- [Exercise objective] Show every line in the entries below where the word "בערביא" appears.

The records start

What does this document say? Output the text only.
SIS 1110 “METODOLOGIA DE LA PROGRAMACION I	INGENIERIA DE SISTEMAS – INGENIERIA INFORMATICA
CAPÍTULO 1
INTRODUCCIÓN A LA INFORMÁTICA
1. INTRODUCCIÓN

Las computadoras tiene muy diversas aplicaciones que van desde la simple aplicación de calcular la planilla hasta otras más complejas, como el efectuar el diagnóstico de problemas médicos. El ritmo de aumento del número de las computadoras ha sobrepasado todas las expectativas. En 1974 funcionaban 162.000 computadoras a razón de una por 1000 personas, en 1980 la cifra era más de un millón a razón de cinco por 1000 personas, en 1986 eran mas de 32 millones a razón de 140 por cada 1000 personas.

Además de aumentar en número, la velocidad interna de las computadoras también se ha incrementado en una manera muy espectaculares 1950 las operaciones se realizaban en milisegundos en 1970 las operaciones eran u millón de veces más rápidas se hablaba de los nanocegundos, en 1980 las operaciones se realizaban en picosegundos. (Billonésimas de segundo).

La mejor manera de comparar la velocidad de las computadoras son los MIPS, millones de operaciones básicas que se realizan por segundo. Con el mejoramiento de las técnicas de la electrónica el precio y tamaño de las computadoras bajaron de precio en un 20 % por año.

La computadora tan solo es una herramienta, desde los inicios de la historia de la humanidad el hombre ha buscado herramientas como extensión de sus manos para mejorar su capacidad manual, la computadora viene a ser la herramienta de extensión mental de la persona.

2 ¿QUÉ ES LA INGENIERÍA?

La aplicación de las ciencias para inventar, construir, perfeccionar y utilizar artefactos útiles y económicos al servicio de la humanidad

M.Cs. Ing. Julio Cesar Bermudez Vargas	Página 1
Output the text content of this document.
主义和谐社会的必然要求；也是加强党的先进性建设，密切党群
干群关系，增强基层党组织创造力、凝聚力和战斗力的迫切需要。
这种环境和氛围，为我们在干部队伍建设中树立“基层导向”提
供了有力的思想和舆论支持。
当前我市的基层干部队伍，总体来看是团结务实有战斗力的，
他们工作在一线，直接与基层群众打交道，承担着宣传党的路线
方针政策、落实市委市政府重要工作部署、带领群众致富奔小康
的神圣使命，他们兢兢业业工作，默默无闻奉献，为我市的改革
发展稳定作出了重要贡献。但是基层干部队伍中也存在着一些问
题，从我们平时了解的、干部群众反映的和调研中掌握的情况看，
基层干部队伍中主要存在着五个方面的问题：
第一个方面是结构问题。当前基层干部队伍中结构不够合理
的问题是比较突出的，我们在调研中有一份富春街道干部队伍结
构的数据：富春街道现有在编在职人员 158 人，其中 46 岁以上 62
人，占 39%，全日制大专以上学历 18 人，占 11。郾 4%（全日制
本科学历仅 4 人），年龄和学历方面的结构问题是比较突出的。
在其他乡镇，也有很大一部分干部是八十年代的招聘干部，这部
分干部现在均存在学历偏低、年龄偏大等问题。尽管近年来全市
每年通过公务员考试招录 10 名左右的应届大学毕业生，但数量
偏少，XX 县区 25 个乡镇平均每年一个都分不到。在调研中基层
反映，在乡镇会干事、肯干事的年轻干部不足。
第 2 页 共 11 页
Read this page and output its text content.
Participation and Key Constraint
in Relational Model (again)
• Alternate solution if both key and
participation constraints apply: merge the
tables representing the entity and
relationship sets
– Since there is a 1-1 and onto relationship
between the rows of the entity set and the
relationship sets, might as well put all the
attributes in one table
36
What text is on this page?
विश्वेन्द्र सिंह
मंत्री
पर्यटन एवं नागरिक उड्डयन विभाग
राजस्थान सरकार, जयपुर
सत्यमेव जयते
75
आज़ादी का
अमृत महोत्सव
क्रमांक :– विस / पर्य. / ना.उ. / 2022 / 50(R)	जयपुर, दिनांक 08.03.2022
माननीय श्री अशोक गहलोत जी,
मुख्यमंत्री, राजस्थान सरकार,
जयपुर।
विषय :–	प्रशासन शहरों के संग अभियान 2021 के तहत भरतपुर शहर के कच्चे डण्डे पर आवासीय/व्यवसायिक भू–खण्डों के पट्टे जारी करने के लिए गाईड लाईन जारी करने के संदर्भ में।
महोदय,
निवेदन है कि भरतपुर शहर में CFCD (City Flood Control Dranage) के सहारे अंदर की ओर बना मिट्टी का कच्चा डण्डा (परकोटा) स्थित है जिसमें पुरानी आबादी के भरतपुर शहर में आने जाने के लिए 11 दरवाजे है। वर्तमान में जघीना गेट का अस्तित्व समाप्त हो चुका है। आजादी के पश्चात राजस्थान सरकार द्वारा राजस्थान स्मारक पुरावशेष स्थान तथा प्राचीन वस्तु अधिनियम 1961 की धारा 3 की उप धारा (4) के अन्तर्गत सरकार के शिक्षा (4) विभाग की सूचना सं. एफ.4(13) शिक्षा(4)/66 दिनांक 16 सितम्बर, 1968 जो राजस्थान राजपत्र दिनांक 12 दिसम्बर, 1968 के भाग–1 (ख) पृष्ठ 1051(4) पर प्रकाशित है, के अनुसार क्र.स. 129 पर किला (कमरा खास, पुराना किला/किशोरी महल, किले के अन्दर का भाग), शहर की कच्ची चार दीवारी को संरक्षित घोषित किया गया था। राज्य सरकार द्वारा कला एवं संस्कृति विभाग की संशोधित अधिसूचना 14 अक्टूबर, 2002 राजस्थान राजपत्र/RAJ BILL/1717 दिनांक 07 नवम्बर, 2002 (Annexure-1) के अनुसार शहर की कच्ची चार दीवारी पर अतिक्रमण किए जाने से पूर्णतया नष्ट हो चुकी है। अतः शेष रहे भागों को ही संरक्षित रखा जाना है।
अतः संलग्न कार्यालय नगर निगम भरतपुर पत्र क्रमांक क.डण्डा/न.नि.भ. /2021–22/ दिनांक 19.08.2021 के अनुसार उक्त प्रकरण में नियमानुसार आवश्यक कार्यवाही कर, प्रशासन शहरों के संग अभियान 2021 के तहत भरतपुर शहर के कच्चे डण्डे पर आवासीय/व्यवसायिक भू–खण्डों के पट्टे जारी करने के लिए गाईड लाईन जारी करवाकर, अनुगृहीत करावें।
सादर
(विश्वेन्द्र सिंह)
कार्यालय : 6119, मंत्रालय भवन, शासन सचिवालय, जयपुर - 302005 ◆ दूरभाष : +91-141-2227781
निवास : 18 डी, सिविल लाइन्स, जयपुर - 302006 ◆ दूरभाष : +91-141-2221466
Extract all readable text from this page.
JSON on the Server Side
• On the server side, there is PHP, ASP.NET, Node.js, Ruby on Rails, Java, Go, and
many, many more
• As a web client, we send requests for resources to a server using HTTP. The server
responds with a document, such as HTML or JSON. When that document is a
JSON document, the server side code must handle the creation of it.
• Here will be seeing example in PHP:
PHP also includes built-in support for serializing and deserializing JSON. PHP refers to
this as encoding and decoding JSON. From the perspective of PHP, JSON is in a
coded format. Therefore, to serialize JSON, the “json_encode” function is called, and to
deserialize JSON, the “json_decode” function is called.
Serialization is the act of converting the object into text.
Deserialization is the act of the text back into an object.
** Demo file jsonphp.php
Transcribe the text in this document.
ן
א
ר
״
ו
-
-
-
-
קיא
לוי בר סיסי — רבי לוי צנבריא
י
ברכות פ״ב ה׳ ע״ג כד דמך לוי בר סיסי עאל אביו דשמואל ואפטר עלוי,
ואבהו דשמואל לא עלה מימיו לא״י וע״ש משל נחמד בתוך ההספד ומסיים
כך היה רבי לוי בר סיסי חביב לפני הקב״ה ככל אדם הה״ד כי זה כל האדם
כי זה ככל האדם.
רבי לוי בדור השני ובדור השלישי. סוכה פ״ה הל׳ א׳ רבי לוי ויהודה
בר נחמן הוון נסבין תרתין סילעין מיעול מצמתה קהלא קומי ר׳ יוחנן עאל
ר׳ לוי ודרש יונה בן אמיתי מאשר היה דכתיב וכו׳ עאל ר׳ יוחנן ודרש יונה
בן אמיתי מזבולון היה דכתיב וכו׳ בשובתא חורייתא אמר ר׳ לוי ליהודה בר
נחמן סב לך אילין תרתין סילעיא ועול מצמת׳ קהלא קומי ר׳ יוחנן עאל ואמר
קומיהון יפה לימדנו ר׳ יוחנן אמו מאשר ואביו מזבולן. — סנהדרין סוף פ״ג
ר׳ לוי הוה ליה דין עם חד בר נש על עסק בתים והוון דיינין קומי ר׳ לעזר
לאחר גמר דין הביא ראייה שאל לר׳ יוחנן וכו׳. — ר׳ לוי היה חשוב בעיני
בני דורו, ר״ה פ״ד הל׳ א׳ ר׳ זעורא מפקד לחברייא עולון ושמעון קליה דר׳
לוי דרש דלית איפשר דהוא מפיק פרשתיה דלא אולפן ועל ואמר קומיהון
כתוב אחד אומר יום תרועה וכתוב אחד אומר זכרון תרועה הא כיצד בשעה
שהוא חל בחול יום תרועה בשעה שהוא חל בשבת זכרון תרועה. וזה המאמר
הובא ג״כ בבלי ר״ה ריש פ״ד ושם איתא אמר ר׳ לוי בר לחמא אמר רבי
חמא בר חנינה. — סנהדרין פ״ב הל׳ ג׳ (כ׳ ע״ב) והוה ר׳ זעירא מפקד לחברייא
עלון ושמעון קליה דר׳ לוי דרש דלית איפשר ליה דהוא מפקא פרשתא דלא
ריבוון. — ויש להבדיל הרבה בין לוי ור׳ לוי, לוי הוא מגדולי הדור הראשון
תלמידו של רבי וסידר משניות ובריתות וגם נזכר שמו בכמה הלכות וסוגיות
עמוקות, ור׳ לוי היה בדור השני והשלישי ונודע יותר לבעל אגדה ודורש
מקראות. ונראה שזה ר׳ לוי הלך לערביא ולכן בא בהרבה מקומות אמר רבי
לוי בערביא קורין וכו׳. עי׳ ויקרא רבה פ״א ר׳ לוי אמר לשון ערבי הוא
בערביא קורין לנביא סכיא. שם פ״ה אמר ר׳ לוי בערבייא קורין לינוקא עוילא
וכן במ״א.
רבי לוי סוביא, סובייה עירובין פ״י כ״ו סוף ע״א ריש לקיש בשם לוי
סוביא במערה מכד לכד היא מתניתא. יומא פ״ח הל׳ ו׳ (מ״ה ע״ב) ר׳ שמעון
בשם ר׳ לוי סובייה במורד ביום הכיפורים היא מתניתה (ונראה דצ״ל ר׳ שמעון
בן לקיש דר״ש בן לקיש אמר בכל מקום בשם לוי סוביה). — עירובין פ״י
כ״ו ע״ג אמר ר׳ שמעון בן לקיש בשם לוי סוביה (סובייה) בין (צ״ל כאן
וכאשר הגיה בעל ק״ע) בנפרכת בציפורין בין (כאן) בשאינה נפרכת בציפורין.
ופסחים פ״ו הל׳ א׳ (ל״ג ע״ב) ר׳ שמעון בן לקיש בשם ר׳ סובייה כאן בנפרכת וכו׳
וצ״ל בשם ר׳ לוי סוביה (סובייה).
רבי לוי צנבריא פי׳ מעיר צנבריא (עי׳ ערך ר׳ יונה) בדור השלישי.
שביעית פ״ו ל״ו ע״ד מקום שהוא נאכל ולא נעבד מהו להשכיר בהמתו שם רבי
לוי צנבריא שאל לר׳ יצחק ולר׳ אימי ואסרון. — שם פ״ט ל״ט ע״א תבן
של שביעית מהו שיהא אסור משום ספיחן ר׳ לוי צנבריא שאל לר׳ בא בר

The records end

- [Solution]
לוי בערביא קורין וכו׳. עי׳ ויקרא רבה פ״א ר׳ לוי אמר לשון ערבי הוא
בערביא קורין לנביא סכיא. שם פ״ה אמר ר׳ לוי בערבייא קורין לינוקא עוילא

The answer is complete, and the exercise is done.